======== Provided entries ========

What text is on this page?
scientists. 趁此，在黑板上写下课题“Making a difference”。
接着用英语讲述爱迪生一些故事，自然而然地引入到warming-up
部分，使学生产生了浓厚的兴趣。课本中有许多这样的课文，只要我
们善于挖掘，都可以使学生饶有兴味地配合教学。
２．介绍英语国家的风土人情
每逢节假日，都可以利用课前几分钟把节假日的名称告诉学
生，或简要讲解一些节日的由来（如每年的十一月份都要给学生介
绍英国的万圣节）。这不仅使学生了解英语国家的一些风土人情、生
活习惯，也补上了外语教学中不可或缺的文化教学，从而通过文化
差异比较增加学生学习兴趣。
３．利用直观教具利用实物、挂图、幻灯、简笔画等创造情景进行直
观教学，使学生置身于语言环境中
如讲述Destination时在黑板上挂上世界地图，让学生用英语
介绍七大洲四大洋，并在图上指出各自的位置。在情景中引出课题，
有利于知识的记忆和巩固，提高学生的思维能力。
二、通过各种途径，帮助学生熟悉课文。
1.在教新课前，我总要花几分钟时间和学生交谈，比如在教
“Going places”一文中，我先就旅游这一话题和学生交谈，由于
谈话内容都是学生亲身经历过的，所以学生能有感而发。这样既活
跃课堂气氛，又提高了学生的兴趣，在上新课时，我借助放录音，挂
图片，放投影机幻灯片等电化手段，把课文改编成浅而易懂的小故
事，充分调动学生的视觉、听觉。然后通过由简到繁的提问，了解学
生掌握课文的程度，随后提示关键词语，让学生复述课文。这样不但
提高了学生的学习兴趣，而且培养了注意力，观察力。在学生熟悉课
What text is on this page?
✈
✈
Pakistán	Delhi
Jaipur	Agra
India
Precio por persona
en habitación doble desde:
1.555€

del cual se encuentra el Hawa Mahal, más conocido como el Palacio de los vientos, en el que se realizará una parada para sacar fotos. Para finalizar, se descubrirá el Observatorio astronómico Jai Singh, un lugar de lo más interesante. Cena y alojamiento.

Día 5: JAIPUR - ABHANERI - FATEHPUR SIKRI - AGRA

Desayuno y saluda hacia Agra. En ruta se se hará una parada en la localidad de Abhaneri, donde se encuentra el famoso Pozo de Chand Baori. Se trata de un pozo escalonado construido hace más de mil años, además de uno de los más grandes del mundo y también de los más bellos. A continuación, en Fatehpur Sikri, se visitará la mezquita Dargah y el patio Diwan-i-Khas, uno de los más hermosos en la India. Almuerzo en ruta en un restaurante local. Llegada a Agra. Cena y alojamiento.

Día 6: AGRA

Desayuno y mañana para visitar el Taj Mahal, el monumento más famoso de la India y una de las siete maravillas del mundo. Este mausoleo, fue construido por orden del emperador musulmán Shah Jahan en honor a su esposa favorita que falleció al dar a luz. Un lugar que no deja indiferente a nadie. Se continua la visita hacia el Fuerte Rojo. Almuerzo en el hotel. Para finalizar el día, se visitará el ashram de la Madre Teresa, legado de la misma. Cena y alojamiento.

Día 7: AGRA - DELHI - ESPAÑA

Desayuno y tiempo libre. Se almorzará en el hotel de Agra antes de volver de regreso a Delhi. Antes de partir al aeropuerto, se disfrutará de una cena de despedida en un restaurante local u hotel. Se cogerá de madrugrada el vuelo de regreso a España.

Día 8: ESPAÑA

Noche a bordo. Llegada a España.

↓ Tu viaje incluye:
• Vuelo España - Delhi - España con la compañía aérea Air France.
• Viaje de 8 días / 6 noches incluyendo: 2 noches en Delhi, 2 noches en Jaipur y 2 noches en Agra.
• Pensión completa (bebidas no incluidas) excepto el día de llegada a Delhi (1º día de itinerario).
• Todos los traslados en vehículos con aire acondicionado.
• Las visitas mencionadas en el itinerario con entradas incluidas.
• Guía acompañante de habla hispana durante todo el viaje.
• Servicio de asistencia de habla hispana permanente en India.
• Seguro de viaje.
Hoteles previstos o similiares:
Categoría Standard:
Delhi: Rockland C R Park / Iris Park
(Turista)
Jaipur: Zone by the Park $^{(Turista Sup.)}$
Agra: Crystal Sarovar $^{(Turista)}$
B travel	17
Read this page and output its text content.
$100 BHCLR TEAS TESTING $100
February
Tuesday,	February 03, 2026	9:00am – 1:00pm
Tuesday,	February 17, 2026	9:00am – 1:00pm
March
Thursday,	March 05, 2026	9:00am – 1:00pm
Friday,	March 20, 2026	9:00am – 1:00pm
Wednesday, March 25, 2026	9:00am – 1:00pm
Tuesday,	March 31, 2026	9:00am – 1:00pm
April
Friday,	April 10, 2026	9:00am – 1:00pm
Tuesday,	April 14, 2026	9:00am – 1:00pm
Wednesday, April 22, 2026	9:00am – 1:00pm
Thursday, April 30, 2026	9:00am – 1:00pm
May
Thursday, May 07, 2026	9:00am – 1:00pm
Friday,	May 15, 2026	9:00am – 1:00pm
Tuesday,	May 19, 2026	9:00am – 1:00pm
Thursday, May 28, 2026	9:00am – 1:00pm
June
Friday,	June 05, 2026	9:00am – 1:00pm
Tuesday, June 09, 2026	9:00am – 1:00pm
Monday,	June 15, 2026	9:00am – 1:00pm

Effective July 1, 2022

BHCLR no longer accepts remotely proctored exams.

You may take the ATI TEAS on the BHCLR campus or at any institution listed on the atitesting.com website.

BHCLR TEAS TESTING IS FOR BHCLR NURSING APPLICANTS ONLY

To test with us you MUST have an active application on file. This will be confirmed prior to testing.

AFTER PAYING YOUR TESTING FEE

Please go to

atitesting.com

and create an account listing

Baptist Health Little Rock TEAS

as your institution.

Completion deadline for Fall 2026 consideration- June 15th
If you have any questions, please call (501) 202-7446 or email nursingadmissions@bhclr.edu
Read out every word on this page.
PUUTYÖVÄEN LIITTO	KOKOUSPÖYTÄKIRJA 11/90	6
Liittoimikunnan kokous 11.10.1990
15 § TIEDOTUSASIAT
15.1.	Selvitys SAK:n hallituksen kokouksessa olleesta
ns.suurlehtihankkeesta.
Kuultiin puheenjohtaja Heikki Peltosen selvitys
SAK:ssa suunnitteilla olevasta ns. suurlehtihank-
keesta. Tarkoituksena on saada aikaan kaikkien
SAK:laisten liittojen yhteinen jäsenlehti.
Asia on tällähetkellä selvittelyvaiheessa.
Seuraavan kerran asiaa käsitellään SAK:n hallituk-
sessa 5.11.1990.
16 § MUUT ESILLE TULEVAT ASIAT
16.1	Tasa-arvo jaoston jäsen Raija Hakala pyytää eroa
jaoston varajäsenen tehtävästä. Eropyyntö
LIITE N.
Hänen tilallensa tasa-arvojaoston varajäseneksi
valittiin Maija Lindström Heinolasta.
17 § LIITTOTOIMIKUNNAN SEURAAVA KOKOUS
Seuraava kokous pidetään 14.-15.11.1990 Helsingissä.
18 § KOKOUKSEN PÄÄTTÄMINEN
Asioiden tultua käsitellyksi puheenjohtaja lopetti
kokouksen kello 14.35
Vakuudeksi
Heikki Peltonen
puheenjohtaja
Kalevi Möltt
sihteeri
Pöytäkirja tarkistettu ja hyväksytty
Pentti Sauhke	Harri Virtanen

========

** Your objective **
Copy every record exactly, with nothing added or dropped.

** Correct response **
What text is on this page?
scientists. 趁此，在黑板上写下课题“Making a difference”。
接着用英语讲述爱迪生一些故事，自然而然地引入到warming-up
部分，使学生产生了浓厚的兴趣。课本中有许多这样的课文，只要我
们善于挖掘，都可以使学生饶有兴味地配合教学。
２．介绍英语国家的风土人情
每逢节假日，都可以利用课前几分钟把节假日的名称告诉学
生，或简要讲解一些节日的由来（如每年的十一月份都要给学生介
绍英国的万圣节）。这不仅使学生了解英语国家的一些风土人情、生
活习惯，也补上了外语教学中不可或缺的文化教学，从而通过文化
差异比较增加学生学习兴趣。
３．利用直观教具利用实物、挂图、幻灯、简笔画等创造情景进行直
观教学，使学生置身于语言环境中
如讲述Destination时在黑板上挂上世界地图，让学生用英语
介绍七大洲四大洋，并在图上指出各自的位置。在情景中引出课题，
有利于知识的记忆和巩固，提高学生的思维能力。
二、通过各种途径，帮助学生熟悉课文。
1.在教新课前，我总要花几分钟时间和学生交谈，比如在教
“Going places”一文中，我先就旅游这一话题和学生交谈，由于
谈话内容都是学生亲身经历过的，所以学生能有感而发。这样既活
跃课堂气氛，又提高了学生的兴趣，在上新课时，我借助放录音，挂
图片，放投影机幻灯片等电化手段，把课文改编成浅而易懂的小故
事，充分调动学生的视觉、听觉。然后通过由简到繁的提问，了解学
生掌握课文的程度，随后提示关键词语，让学生复述课文。这样不但
提高了学生的学习兴趣，而且培养了注意力，观察力。在学生熟悉课
What text is on this page?
✈
✈
Pakistán	Delhi
Jaipur	Agra
India
Precio por persona
en habitación doble desde:
1.555€

del cual se encuentra el Hawa Mahal, más conocido como el Palacio de los vientos, en el que se realizará una parada para sacar fotos. Para finalizar, se descubrirá el Observatorio astronómico Jai Singh, un lugar de lo más interesante. Cena y alojamiento.

Día 5: JAIPUR - ABHANERI - FATEHPUR SIKRI - AGRA

Desayuno y saluda hacia Agra. En ruta se se hará una parada en la localidad de Abhaneri, donde se encuentra el famoso Pozo de Chand Baori. Se trata de un pozo escalonado construido hace más de mil años, además de uno de los más grandes del mundo y también de los más bellos. A continuación, en Fatehpur Sikri, se visitará la mezquita Dargah y el patio Diwan-i-Khas, uno de los más hermosos en la India. Almuerzo en ruta en un restaurante local. Llegada a Agra. Cena y alojamiento.

Día 6: AGRA

Desayuno y mañana para visitar el Taj Mahal, el monumento más famoso de la India y una de las siete maravillas del mundo. Este mausoleo, fue construido por orden del emperador musulmán Shah Jahan en honor a su esposa favorita que falleció al dar a luz. Un lugar que no deja indiferente a nadie. Se continua la visita hacia el Fuerte Rojo. Almuerzo en el hotel. Para finalizar el día, se visitará el ashram de la Madre Teresa, legado de la misma. Cena y alojamiento.

Día 7: AGRA - DELHI - ESPAÑA

Desayuno y tiempo libre. Se almorzará en el hotel de Agra antes de volver de regreso a Delhi. Antes de partir al aeropuerto, se disfrutará de una cena de despedida en un restaurante local u hotel. Se cogerá de madrugrada el vuelo de regreso a España.

Día 8: ESPAÑA

Noche a bordo. Llegada a España.

↓ Tu viaje incluye:
• Vuelo España - Delhi - España con la compañía aérea Air France.
• Viaje de 8 días / 6 noches incluyendo: 2 noches en Delhi, 2 noches en Jaipur y 2 noches en Agra.
• Pensión completa (bebidas no incluidas) excepto el día de llegada a Delhi (1º día de itinerario).
• Todos los traslados en vehículos con aire acondicionado.
• Las visitas mencionadas en el itinerario con entradas incluidas.
• Guía acompañante de habla hispana durante todo el viaje.
• Servicio de asistencia de habla hispana permanente en India.
• Seguro de viaje.
Hoteles previstos o similiares:
Categoría Standard:
Delhi: Rockland C R Park / Iris Park
(Turista)
Jaipur: Zone by the Park $^{(Turista Sup.)}$
Agra: Crystal Sarovar $^{(Turista)}$
B travel	17
Read this page and output its text content.
$100 BHCLR TEAS TESTING $100
February
Tuesday,	February 03, 2026	9:00am – 1:00pm
Tuesday,	February 17, 2026	9:00am – 1:00pm
March
Thursday,	March 05, 2026	9:00am – 1:00pm
Friday,	March 20, 2026	9:00am – 1:00pm
Wednesday, March 25, 2026	9:00am – 1:00pm
Tuesday,	March 31, 2026	9:00am – 1:00pm
April
Friday,	April 10, 2026	9:00am – 1:00pm
Tuesday,	April 14, 2026	9:00am – 1:00pm
Wednesday, April 22, 2026	9:00am – 1:00pm
Thursday, April 30, 2026	9:00am – 1:00pm
May
Thursday, May 07, 2026	9:00am – 1:00pm
Friday,	May 15, 2026	9:00am – 1:00pm
Tuesday,	May 19, 2026	9:00am – 1:00pm
Thursday, May 28, 2026	9:00am – 1:00pm
June
Friday,	June 05, 2026	9:00am – 1:00pm
Tuesday, June 09, 2026	9:00am – 1:00pm
Monday,	June 15, 2026	9:00am – 1:00pm

Effective July 1, 2022

BHCLR no longer accepts remotely proctored exams.

You may take the ATI TEAS on the BHCLR campus or at any institution listed on the atitesting.com website.

BHCLR TEAS TESTING IS FOR BHCLR NURSING APPLICANTS ONLY

To test with us you MUST have an active application on file. This will be confirmed prior to testing.

AFTER PAYING YOUR TESTING FEE

Please go to

atitesting.com

and create an account listing

Baptist Health Little Rock TEAS

as your institution.

Completion deadline for Fall 2026 consideration- June 15th
If you have any questions, please call (501) 202-7446 or email nursingadmissions@bhclr.edu
Read out every word on this page.
PUUTYÖVÄEN LIITTO	KOKOUSPÖYTÄKIRJA 11/90	6
Liittoimikunnan kokous 11.10.1990
15 § TIEDOTUSASIAT
15.1.	Selvitys SAK:n hallituksen kokouksessa olleesta
ns.suurlehtihankkeesta.
Kuultiin puheenjohtaja Heikki Peltosen selvitys
SAK:ssa suunnitteilla olevasta ns. suurlehtihank-
keesta. Tarkoituksena on saada aikaan kaikkien
SAK:laisten liittojen yhteinen jäsenlehti.
Asia on tällähetkellä selvittelyvaiheessa.
Seuraavan kerran asiaa käsitellään SAK:n hallituk-
sessa 5.11.1990.
16 § MUUT ESILLE TULEVAT ASIAT
16.1	Tasa-arvo jaoston jäsen Raija Hakala pyytää eroa
jaoston varajäsenen tehtävästä. Eropyyntö
LIITE N.
Hänen tilallensa tasa-arvojaoston varajäseneksi
valittiin Maija Lindström Heinolasta.
17 § LIITTOTOIMIKUNNAN SEURAAVA KOKOUS
Seuraava kokous pidetään 14.-15.11.1990 Helsingissä.
18 § KOKOUKSEN PÄÄTTÄMINEN
Asioiden tultua käsitellyksi puheenjohtaja lopetti
kokouksen kello 14.35
Vakuudeksi
Heikki Peltonen
puheenjohtaja
Kalevi Möltt
sihteeri
Pöytäkirja tarkistettu ja hyväksytty
Pentti Sauhke	Harri Virtanen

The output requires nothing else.